_Raw data_.
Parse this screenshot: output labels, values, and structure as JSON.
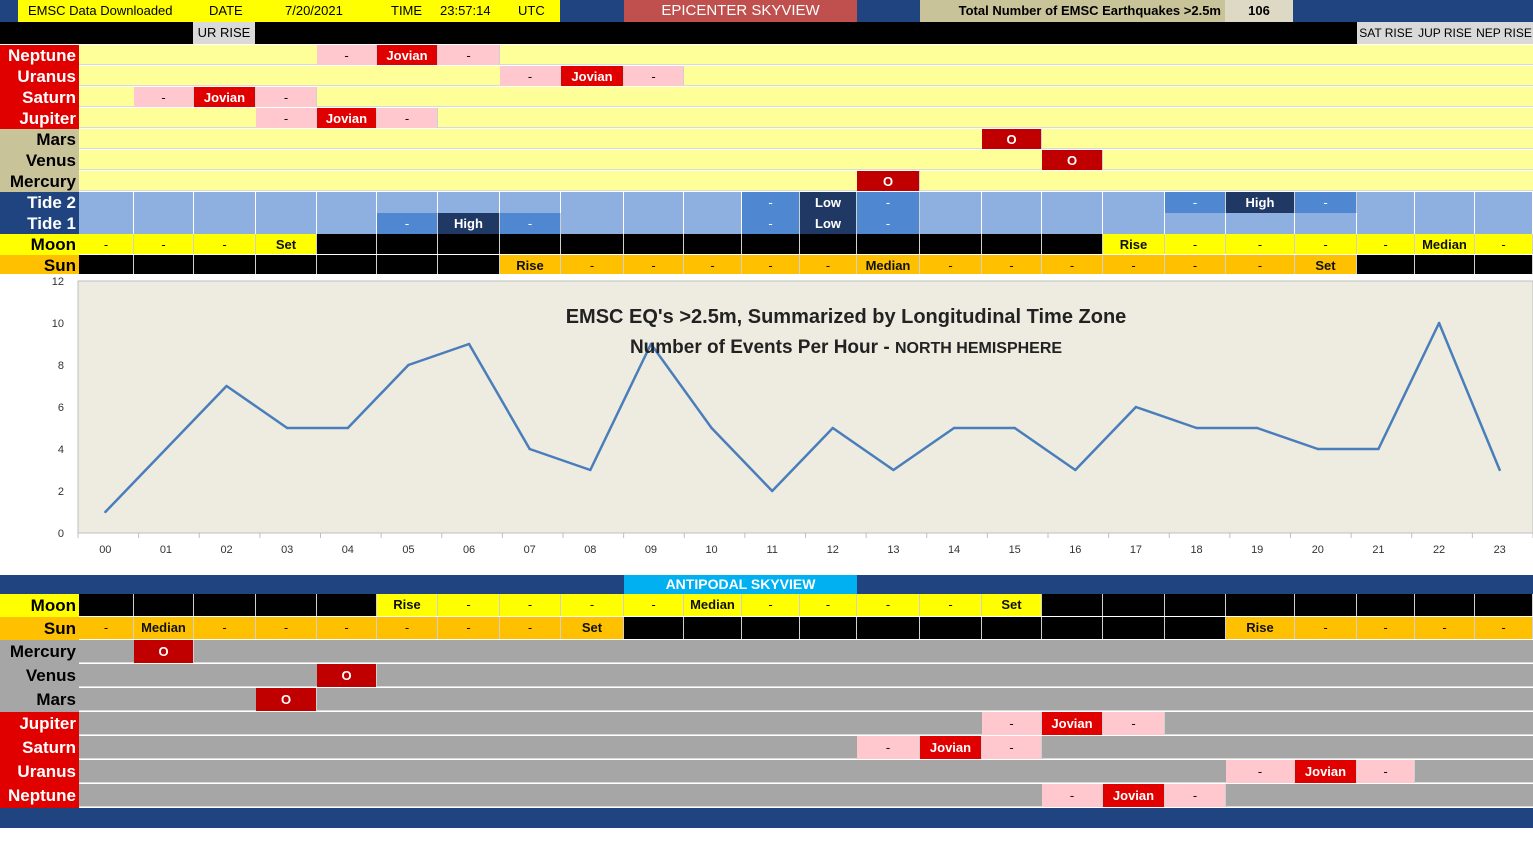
{
  "header": {
    "downloaded_label": "EMSC Data Downloaded",
    "date_label": "DATE",
    "date_value": "7/20/2021",
    "time_label": "TIME",
    "time_value": "23:57:14",
    "tz": "UTC",
    "title": "EPICENTER SKYVIEW",
    "total_label": "Total Number of EMSC Earthquakes >2.5m",
    "total_value": "106"
  },
  "rise_labels": {
    "ur_rise": "UR RISE",
    "sat_rise": "SAT RISE",
    "jup_rise": "JUP RISE",
    "nep_rise": "NEP RISE"
  },
  "epicenter_rows": [
    {
      "label": "Neptune",
      "style": "red",
      "bg": "y",
      "cells": [
        [
          4,
          "-",
          "pink"
        ],
        [
          5,
          "Jovian",
          "red"
        ],
        [
          6,
          "-",
          "pink"
        ]
      ]
    },
    {
      "label": "Uranus",
      "style": "red",
      "bg": "y",
      "cells": [
        [
          7,
          "-",
          "pink"
        ],
        [
          8,
          "Jovian",
          "red"
        ],
        [
          9,
          "-",
          "pink"
        ]
      ]
    },
    {
      "label": "Saturn",
      "style": "red",
      "bg": "y",
      "cells": [
        [
          1,
          "-",
          "pink"
        ],
        [
          2,
          "Jovian",
          "red"
        ],
        [
          3,
          "-",
          "pink"
        ]
      ]
    },
    {
      "label": "Jupiter",
      "style": "red",
      "bg": "y",
      "cells": [
        [
          3,
          "-",
          "pink"
        ],
        [
          4,
          "Jovian",
          "red"
        ],
        [
          5,
          "-",
          "pink"
        ]
      ]
    },
    {
      "label": "Mars",
      "style": "tan",
      "bg": "y",
      "cells": [
        [
          15,
          "O",
          "dred"
        ]
      ]
    },
    {
      "label": "Venus",
      "style": "tan",
      "bg": "y",
      "cells": [
        [
          16,
          "O",
          "dred"
        ]
      ]
    },
    {
      "label": "Mercury",
      "style": "tan",
      "bg": "y",
      "cells": [
        [
          13,
          "O",
          "dred"
        ]
      ]
    }
  ],
  "tides": {
    "tide2_label": "Tide 2",
    "tide1_label": "Tide 1",
    "tide2": [
      [
        11,
        "-",
        "mb"
      ],
      [
        12,
        "Low",
        "db"
      ],
      [
        13,
        "-",
        "mb"
      ],
      [
        18,
        "-",
        "mb"
      ],
      [
        19,
        "High",
        "db"
      ],
      [
        20,
        "-",
        "mb"
      ]
    ],
    "tide1": [
      [
        5,
        "-",
        "mb"
      ],
      [
        6,
        "High",
        "db"
      ],
      [
        7,
        "-",
        "mb"
      ],
      [
        11,
        "-",
        "mb"
      ],
      [
        12,
        "Low",
        "db"
      ],
      [
        13,
        "-",
        "mb"
      ]
    ]
  },
  "epicenter_moon": {
    "label": "Moon",
    "cells": [
      "-",
      "-",
      "-",
      "Set",
      "",
      "",
      "",
      "",
      "",
      "",
      "",
      "",
      "",
      "",
      "",
      "",
      "",
      "Rise",
      "-",
      "-",
      "-",
      "-",
      "Median",
      "-"
    ],
    "fill": [
      "yel",
      "yel",
      "yel",
      "yel",
      "blk",
      "blk",
      "blk",
      "blk",
      "blk",
      "blk",
      "blk",
      "blk",
      "blk",
      "blk",
      "blk",
      "blk",
      "blk",
      "yel",
      "yel",
      "yel",
      "yel",
      "yel",
      "yel",
      "yel"
    ]
  },
  "epicenter_sun": {
    "label": "Sun",
    "cells": [
      "",
      "",
      "",
      "",
      "",
      "",
      "",
      "Rise",
      "-",
      "-",
      "-",
      "-",
      "-",
      "Median",
      "-",
      "-",
      "-",
      "-",
      "-",
      "-",
      "Set",
      "",
      "",
      ""
    ],
    "fill": [
      "blk",
      "blk",
      "blk",
      "blk",
      "blk",
      "blk",
      "blk",
      "orange",
      "orange",
      "orange",
      "orange",
      "orange",
      "orange",
      "orange",
      "orange",
      "orange",
      "orange",
      "orange",
      "orange",
      "orange",
      "orange",
      "blk",
      "blk",
      "blk"
    ]
  },
  "chart_data": {
    "type": "line",
    "title": "EMSC EQ's >2.5m, Summarized by Longitudinal Time Zone",
    "subtitle_main": "Number of Events Per Hour - ",
    "subtitle_suffix": "NORTH  HEMISPHERE",
    "categories": [
      "00",
      "01",
      "02",
      "03",
      "04",
      "05",
      "06",
      "07",
      "08",
      "09",
      "10",
      "11",
      "12",
      "13",
      "14",
      "15",
      "16",
      "17",
      "18",
      "19",
      "20",
      "21",
      "22",
      "23"
    ],
    "values": [
      1,
      4,
      7,
      5,
      5,
      8,
      9,
      4,
      3,
      9,
      5,
      2,
      5,
      3,
      5,
      5,
      3,
      6,
      5,
      5,
      4,
      4,
      10,
      3
    ],
    "ylim": [
      0,
      12
    ],
    "yticks": [
      "0",
      "2",
      "4",
      "6",
      "8",
      "10",
      "12"
    ],
    "color": "#4a7ebb",
    "plot_bg": "#eeece1"
  },
  "antipodal": {
    "title": "ANTIPODAL SKYVIEW",
    "moon": {
      "label": "Moon",
      "cells": [
        "",
        "",
        "",
        "",
        "",
        "Rise",
        "-",
        "-",
        "-",
        "-",
        "Median",
        "-",
        "-",
        "-",
        "-",
        "Set",
        "",
        "",
        "",
        "",
        "",
        "",
        "",
        ""
      ],
      "fill": [
        "blk",
        "blk",
        "blk",
        "blk",
        "blk",
        "yel",
        "yel",
        "yel",
        "yel",
        "yel",
        "yel",
        "yel",
        "yel",
        "yel",
        "yel",
        "yel",
        "blk",
        "blk",
        "blk",
        "blk",
        "blk",
        "blk",
        "blk",
        "blk"
      ]
    },
    "sun": {
      "label": "Sun",
      "cells": [
        "-",
        "Median",
        "-",
        "-",
        "-",
        "-",
        "-",
        "-",
        "Set",
        "",
        "",
        "",
        "",
        "",
        "",
        "",
        "",
        "",
        "",
        "Rise",
        "-",
        "-",
        "-",
        "-"
      ],
      "fill": [
        "orange",
        "orange",
        "orange",
        "orange",
        "orange",
        "orange",
        "orange",
        "orange",
        "orange",
        "blk",
        "blk",
        "blk",
        "blk",
        "blk",
        "blk",
        "blk",
        "blk",
        "blk",
        "blk",
        "orange",
        "orange",
        "orange",
        "orange",
        "orange"
      ]
    },
    "rows": [
      {
        "label": "Mercury",
        "style": "gray",
        "cells": [
          [
            1,
            "O",
            "dred"
          ]
        ]
      },
      {
        "label": "Venus",
        "style": "gray",
        "cells": [
          [
            4,
            "O",
            "dred"
          ]
        ]
      },
      {
        "label": "Mars",
        "style": "gray",
        "cells": [
          [
            3,
            "O",
            "dred"
          ]
        ]
      },
      {
        "label": "Jupiter",
        "style": "red",
        "cells": [
          [
            15,
            "-",
            "pink"
          ],
          [
            16,
            "Jovian",
            "red"
          ],
          [
            17,
            "-",
            "pink"
          ]
        ]
      },
      {
        "label": "Saturn",
        "style": "red",
        "cells": [
          [
            13,
            "-",
            "pink"
          ],
          [
            14,
            "Jovian",
            "red"
          ],
          [
            15,
            "-",
            "pink"
          ]
        ]
      },
      {
        "label": "Uranus",
        "style": "red",
        "cells": [
          [
            19,
            "-",
            "pink"
          ],
          [
            20,
            "Jovian",
            "red"
          ],
          [
            21,
            "-",
            "pink"
          ]
        ]
      },
      {
        "label": "Neptune",
        "style": "red",
        "cells": [
          [
            16,
            "-",
            "pink"
          ],
          [
            17,
            "Jovian",
            "red"
          ],
          [
            18,
            "-",
            "pink"
          ]
        ]
      }
    ]
  }
}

_Requirements_. Tally the lines in the entries above that hold the word "SKYVIEW". Reply with nothing but that count.

_Task answer_. 2